LISTING =>
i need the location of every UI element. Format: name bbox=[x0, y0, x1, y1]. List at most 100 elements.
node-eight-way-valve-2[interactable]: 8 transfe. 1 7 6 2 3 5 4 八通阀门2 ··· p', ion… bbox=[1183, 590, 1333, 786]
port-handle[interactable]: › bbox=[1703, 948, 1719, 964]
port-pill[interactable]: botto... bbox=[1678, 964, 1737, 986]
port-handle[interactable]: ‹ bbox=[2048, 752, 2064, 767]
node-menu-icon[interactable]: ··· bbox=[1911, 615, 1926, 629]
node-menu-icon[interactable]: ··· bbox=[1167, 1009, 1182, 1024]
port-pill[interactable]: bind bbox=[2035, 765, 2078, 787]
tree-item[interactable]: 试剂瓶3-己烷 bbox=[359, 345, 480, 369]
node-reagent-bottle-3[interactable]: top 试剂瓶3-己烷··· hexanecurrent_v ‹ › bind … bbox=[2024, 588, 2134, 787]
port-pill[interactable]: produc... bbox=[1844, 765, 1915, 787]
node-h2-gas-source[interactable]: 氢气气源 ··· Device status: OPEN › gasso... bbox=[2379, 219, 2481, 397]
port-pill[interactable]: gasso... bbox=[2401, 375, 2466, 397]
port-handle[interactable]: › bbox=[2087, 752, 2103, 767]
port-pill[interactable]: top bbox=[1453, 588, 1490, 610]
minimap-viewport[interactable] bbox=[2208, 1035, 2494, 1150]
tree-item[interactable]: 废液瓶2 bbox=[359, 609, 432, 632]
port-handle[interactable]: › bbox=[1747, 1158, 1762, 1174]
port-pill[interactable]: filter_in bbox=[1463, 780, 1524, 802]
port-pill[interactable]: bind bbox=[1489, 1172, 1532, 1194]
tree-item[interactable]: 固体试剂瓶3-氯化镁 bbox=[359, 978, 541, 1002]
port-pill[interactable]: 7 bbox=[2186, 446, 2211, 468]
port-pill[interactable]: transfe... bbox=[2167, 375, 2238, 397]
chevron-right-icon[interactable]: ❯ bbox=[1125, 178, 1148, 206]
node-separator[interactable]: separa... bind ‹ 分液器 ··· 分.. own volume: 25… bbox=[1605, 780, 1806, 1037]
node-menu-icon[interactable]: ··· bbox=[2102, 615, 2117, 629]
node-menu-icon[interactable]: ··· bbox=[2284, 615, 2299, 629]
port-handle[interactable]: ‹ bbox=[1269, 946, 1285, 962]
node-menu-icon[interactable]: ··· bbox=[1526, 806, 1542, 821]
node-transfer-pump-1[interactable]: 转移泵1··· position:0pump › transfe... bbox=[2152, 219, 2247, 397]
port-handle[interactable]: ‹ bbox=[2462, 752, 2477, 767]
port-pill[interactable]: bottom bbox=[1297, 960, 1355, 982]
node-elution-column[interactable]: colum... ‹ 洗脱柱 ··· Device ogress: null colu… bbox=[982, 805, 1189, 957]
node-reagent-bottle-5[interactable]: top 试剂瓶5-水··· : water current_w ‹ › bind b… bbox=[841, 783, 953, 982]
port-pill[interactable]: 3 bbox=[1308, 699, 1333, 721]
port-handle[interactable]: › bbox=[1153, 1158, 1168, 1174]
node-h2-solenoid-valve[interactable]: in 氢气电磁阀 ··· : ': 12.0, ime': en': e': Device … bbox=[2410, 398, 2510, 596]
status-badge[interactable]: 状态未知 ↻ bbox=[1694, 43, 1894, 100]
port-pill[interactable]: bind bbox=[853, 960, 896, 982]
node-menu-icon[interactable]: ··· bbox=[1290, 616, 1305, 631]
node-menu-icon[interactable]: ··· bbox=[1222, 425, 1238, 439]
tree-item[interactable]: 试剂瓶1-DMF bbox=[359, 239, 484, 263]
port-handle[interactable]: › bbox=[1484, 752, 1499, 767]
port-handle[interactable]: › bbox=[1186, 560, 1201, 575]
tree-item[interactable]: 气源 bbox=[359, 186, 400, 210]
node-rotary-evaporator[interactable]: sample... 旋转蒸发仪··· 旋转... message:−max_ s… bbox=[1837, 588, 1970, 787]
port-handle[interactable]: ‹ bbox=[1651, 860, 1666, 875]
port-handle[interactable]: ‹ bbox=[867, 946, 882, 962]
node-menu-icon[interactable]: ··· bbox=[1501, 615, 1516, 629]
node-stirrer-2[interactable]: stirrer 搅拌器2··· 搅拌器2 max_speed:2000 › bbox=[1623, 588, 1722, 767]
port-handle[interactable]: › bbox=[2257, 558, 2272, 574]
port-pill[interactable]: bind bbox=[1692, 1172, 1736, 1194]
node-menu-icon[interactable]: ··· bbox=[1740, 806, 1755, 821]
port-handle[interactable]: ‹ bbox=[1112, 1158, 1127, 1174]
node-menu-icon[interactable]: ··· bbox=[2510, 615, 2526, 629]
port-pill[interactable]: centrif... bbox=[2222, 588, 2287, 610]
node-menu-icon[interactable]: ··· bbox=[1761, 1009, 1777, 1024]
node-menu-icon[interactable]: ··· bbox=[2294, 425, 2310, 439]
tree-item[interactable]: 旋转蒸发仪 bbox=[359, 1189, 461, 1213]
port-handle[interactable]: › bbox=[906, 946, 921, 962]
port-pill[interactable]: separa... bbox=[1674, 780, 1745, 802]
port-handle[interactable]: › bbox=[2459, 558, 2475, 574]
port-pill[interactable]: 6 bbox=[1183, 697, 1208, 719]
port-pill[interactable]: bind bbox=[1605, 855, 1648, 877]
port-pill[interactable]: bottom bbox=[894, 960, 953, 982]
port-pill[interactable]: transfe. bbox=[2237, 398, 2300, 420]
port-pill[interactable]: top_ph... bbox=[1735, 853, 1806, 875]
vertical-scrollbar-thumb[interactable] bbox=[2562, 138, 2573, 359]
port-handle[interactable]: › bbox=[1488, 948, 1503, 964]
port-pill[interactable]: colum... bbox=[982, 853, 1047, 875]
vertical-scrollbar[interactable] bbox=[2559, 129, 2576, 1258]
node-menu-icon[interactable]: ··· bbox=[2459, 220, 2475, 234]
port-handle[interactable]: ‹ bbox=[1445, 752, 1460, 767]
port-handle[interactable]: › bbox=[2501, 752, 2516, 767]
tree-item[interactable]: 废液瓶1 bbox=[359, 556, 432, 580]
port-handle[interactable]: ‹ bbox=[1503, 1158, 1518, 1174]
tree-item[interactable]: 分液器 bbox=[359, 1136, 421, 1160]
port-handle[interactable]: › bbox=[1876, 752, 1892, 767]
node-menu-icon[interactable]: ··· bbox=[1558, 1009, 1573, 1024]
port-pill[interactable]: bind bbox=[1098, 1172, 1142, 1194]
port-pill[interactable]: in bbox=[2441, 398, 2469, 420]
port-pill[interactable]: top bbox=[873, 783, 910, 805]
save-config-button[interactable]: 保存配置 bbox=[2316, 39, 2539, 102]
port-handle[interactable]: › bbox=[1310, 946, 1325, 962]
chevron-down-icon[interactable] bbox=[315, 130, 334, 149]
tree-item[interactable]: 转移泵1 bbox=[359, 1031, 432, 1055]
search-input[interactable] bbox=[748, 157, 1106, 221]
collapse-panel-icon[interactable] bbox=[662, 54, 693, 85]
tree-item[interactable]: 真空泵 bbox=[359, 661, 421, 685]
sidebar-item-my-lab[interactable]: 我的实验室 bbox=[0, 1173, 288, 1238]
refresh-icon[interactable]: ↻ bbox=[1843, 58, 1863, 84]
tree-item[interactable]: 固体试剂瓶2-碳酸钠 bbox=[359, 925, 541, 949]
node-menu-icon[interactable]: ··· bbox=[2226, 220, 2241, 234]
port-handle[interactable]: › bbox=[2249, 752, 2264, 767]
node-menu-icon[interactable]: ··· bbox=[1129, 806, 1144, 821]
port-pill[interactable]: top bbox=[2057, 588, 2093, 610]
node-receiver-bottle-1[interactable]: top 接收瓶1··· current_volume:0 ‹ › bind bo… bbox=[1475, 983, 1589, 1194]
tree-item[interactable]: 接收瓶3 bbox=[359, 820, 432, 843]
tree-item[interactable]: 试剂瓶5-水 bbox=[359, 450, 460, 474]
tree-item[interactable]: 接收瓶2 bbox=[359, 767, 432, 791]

EXERCISE PROMPT =>
Starting at the first line of the records and ending at the line that contains "port-handle[interactable]: › bbox=[1703, 948, 1719, 964]", copy out every line verbatim, including both ends.

TASK RESULT =>
i need the location of every UI element. Format: name bbox=[x0, y0, x1, y1]. List at most 100 elements.
node-eight-way-valve-2[interactable]: 8 transfe. 1 7 6 2 3 5 4 八通阀门2 ··· p', ion… bbox=[1183, 590, 1333, 786]
port-handle[interactable]: › bbox=[1703, 948, 1719, 964]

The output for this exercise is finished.